• [Exercise requirements] Copy out the final stretch of the listing: the line that contains "What data populates" and all lines after it, exactly as they appear.

########################################

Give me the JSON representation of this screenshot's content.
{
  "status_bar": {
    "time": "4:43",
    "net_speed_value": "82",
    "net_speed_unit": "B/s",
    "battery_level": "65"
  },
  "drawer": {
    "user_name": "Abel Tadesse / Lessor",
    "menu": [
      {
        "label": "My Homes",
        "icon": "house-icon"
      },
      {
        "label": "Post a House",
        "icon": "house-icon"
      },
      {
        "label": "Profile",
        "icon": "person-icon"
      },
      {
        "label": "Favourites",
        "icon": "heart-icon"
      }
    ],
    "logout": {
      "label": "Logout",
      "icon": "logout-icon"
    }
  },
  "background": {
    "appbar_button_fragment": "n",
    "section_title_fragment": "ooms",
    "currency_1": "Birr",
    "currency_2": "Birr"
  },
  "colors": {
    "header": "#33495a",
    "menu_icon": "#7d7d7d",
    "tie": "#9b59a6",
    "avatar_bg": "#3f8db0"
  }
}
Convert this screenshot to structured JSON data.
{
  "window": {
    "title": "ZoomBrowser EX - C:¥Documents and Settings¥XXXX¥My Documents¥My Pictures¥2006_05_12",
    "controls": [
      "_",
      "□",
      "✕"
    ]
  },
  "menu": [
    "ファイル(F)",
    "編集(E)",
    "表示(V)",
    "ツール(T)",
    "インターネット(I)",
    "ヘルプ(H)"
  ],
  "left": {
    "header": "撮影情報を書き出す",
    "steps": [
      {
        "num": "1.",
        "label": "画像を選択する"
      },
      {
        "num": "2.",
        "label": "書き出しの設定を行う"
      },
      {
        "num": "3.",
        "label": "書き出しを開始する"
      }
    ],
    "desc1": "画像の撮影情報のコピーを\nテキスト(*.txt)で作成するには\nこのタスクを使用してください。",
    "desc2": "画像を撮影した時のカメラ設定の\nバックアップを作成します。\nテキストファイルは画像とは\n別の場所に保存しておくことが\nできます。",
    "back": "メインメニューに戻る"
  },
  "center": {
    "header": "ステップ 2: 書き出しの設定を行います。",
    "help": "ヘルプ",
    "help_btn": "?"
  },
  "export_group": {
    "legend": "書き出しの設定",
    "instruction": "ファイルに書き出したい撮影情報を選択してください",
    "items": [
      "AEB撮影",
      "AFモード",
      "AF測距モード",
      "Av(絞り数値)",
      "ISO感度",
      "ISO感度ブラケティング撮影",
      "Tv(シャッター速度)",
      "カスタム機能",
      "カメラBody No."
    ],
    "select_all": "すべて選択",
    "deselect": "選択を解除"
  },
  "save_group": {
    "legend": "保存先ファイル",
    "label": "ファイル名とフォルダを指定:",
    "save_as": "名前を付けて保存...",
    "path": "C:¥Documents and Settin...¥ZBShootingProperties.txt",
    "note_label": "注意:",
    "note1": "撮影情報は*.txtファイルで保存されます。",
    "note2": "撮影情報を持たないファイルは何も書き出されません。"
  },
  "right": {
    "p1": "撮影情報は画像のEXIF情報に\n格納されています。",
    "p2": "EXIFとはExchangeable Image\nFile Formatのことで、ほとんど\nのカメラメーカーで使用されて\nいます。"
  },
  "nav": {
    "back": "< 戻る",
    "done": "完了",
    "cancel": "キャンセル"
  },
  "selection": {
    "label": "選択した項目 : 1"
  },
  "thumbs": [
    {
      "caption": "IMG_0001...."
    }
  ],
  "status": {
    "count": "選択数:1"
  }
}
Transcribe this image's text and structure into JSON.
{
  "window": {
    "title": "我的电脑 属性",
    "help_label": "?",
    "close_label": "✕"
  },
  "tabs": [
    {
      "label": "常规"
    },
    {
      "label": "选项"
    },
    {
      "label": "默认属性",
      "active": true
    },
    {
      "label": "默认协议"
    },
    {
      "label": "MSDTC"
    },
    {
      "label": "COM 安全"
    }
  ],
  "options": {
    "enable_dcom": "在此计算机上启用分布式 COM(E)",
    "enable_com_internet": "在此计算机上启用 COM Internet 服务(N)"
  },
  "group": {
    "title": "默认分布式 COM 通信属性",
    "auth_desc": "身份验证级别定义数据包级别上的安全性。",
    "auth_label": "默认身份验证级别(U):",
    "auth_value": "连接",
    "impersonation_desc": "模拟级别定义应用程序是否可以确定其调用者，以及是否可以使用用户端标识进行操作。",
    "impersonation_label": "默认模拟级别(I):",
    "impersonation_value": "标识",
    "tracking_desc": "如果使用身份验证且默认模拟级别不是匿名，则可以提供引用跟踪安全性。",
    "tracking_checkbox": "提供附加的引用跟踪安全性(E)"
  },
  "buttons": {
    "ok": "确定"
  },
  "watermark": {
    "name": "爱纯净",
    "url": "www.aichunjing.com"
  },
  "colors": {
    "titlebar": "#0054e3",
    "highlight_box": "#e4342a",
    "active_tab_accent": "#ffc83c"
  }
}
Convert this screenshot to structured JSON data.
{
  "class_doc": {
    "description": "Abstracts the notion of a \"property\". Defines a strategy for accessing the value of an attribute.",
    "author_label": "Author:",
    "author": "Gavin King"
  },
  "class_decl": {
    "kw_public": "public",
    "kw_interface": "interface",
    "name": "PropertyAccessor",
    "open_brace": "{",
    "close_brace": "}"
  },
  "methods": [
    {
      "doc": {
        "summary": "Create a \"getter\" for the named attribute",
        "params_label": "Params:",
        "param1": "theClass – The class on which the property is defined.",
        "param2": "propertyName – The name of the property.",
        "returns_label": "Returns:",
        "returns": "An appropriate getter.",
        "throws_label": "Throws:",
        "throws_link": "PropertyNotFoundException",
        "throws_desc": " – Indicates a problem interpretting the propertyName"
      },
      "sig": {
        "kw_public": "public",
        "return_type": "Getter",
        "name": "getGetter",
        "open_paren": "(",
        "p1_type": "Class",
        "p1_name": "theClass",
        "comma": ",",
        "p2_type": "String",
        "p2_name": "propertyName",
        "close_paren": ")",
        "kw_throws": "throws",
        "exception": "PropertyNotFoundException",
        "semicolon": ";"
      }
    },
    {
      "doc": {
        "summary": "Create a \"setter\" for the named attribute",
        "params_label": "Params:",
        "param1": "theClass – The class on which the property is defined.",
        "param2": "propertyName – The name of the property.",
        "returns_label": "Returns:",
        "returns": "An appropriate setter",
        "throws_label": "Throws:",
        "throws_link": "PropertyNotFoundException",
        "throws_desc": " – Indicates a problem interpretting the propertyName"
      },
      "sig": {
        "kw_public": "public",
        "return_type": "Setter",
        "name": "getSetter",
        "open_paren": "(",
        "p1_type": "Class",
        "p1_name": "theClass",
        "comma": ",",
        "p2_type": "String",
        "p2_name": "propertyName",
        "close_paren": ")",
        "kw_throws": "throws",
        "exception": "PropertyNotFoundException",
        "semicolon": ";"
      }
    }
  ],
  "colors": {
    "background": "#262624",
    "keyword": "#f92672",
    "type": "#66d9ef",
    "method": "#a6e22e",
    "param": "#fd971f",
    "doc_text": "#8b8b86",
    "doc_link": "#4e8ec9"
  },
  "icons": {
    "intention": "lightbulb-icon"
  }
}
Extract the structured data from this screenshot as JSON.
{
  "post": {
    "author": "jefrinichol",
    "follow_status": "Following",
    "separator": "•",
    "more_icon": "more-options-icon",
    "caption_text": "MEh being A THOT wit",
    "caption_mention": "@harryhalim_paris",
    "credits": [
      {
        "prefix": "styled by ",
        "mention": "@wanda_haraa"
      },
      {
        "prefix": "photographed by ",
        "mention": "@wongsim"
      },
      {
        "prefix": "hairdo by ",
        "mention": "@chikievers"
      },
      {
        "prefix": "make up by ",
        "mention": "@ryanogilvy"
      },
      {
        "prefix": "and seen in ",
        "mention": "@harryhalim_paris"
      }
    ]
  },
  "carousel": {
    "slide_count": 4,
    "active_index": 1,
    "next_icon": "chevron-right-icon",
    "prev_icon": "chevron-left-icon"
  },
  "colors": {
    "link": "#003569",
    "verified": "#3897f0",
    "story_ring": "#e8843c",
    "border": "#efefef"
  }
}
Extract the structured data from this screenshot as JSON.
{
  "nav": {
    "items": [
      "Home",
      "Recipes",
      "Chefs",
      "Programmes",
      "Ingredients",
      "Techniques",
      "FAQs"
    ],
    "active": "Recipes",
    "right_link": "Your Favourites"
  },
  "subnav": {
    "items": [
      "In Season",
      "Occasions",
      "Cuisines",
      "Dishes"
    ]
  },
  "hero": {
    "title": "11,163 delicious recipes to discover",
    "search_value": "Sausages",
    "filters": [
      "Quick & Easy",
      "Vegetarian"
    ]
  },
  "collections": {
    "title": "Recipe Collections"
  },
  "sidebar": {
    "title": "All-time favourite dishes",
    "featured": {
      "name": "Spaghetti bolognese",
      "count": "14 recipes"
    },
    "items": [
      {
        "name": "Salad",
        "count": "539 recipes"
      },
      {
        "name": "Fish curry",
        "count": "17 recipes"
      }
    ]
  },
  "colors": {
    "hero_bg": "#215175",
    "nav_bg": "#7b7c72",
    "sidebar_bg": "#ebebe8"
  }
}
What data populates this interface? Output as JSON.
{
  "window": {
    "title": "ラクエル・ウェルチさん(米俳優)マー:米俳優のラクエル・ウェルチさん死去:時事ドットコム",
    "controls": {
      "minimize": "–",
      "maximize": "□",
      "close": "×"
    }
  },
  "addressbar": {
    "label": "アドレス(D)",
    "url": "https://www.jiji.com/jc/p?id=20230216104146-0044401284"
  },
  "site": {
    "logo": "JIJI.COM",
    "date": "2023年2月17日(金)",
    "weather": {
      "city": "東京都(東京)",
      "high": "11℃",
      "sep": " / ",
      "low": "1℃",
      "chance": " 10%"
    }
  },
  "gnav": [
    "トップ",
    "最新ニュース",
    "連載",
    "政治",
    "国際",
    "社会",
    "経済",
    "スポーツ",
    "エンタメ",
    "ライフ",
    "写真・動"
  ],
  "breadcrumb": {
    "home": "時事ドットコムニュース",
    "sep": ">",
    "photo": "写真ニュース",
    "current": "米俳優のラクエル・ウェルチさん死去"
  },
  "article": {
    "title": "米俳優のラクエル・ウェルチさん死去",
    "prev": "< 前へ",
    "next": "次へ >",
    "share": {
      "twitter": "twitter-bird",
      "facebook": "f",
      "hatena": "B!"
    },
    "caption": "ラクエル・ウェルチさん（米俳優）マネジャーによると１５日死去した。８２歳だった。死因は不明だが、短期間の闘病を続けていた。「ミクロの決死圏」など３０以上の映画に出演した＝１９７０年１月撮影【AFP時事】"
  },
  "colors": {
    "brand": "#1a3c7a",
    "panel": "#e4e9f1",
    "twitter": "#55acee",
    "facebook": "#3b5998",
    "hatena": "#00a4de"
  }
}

########################################

• [Reply to the task]
What data populates this interface? Output as JSON.
{
  "window": {
    "title": "ラクエル・ウェルチさん(米俳優)マー:米俳優のラクエル・ウェルチさん死去:時事ドットコム",
    "controls": {
      "minimize": "–",
      "maximize": "□",
      "close": "×"
    }
  },
  "addressbar": {
    "label": "アドレス(D)",
    "url": "https://www.jiji.com/jc/p?id=20230216104146-0044401284"
  },
  "site": {
    "logo": "JIJI.COM",
    "date": "2023年2月17日(金)",
    "weather": {
      "city": "東京都(東京)",
      "high": "11℃",
      "sep": " / ",
      "low": "1℃",
      "chance": " 10%"
    }
  },
  "gnav": [
    "トップ",
    "最新ニュース",
    "連載",
    "政治",
    "国際",
    "社会",
    "経済",
    "スポーツ",
    "エンタメ",
    "ライフ",
    "写真・動"
  ],
  "breadcrumb": {
    "home": "時事ドットコムニュース",
    "sep": ">",
    "photo": "写真ニュース",
    "current": "米俳優のラクエル・ウェルチさん死去"
  },
  "article": {
    "title": "米俳優のラクエル・ウェルチさん死去",
    "prev": "< 前へ",
    "next": "次へ >",
    "share": {
      "twitter": "twitter-bird",
      "facebook": "f",
      "hatena": "B!"
    },
    "caption": "ラクエル・ウェルチさん（米俳優）マネジャーによると１５日死去した。８２歳だった。死因は不明だが、短期間の闘病を続けていた。「ミクロの決死圏」など３０以上の映画に出演した＝１９７０年１月撮影【AFP時事】"
  },
  "colors": {
    "brand": "#1a3c7a",
    "panel": "#e4e9f1",
    "twitter": "#55acee",
    "facebook": "#3b5998",
    "hatena": "#00a4de"
  }
}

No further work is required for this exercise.